What you need to do ->
Please say how many lines of the listing hold "Mittleres", with no other words in the answer.
══ Material to process
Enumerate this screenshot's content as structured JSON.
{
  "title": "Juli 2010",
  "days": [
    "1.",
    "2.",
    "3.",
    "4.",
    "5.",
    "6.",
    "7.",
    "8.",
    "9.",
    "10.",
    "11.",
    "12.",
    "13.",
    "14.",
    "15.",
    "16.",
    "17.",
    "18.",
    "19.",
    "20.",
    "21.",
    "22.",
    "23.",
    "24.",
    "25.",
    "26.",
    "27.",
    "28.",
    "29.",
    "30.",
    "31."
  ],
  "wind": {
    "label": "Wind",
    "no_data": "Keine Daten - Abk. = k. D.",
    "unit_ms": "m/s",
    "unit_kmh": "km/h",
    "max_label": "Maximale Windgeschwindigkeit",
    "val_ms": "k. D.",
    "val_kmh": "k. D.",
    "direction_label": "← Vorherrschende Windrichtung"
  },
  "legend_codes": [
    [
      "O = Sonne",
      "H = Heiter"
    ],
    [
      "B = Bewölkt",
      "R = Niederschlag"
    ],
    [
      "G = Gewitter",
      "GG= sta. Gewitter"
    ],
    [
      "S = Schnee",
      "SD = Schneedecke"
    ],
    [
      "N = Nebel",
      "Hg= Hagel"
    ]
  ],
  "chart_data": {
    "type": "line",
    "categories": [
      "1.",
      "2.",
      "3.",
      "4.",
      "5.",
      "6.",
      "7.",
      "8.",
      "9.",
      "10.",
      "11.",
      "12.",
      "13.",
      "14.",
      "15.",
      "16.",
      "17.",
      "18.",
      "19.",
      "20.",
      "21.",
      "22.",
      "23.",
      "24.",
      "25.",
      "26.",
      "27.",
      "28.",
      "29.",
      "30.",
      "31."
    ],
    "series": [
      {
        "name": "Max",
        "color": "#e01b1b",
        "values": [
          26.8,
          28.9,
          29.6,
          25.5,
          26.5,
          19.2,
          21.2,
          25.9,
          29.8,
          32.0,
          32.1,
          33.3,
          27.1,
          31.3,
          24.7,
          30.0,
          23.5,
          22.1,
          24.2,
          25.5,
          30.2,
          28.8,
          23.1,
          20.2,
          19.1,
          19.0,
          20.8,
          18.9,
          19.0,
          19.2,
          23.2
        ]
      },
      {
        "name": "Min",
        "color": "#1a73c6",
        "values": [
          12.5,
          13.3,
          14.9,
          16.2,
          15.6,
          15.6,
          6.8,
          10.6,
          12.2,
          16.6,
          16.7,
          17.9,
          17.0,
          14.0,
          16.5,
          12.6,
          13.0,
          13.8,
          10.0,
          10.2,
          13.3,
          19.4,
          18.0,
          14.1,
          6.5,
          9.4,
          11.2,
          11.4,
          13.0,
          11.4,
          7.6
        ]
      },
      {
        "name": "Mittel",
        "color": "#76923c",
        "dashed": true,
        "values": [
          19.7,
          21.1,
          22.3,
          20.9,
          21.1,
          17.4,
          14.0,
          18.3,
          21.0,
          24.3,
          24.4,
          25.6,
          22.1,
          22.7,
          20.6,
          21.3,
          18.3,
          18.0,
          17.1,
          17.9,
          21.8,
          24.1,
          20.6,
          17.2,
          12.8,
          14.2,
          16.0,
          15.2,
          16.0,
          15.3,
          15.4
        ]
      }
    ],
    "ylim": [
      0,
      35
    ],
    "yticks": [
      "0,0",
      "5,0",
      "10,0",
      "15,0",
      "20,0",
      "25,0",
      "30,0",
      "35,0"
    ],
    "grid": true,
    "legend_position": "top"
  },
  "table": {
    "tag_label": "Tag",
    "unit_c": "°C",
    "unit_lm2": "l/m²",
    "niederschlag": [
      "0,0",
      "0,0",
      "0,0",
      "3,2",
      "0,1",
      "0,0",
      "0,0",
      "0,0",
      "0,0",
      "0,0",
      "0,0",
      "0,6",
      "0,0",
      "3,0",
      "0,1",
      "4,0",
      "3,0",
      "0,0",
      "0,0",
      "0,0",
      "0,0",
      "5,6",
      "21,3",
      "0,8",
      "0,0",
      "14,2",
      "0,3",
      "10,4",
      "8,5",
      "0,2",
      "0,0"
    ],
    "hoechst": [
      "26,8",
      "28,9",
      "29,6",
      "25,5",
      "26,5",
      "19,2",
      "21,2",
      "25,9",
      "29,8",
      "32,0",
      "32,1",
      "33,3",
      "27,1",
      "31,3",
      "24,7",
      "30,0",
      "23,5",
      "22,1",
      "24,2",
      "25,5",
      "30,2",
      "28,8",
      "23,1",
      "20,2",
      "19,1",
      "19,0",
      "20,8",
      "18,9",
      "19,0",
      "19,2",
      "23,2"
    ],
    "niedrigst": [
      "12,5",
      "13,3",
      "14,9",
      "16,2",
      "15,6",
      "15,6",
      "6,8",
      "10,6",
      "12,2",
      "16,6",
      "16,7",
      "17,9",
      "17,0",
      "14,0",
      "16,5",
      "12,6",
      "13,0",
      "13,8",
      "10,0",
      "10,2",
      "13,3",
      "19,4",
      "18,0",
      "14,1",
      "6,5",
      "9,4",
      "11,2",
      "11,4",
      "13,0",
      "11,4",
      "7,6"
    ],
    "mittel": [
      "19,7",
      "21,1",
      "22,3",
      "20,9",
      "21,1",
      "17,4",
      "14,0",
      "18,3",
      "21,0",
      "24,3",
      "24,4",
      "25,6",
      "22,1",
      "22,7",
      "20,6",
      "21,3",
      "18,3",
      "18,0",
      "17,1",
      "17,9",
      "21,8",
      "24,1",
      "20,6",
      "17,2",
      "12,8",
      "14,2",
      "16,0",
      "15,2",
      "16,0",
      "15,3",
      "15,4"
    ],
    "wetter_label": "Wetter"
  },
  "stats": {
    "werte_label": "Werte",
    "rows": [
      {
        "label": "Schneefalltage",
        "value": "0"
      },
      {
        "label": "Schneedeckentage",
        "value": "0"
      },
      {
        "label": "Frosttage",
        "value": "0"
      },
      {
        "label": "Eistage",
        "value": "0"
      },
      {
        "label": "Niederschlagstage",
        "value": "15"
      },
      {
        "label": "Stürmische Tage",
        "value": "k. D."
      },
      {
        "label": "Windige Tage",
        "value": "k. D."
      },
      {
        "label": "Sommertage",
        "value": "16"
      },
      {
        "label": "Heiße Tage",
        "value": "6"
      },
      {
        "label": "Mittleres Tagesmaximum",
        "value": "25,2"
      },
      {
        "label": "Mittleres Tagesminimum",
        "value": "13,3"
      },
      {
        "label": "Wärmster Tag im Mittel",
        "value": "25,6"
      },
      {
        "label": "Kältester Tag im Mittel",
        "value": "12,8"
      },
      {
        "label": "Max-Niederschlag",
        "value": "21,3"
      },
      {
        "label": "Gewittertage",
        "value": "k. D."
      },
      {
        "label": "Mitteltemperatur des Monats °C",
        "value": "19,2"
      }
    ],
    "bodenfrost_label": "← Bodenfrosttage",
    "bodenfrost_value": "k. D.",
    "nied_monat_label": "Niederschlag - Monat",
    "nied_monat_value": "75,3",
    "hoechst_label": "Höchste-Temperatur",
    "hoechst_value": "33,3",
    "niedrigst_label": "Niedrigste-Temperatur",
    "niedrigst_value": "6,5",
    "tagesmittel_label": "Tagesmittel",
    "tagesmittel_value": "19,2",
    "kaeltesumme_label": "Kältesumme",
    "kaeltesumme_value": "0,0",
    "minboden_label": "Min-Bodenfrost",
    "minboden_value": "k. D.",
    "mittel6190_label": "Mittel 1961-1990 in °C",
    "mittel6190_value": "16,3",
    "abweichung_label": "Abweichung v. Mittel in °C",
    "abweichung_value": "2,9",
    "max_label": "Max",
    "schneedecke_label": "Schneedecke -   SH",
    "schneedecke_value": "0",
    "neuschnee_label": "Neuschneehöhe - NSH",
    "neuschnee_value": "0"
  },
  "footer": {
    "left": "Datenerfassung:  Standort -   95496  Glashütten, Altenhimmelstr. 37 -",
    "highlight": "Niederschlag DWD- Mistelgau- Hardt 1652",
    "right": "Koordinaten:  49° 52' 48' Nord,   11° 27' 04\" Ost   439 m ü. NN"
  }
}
════
Task solution ->
2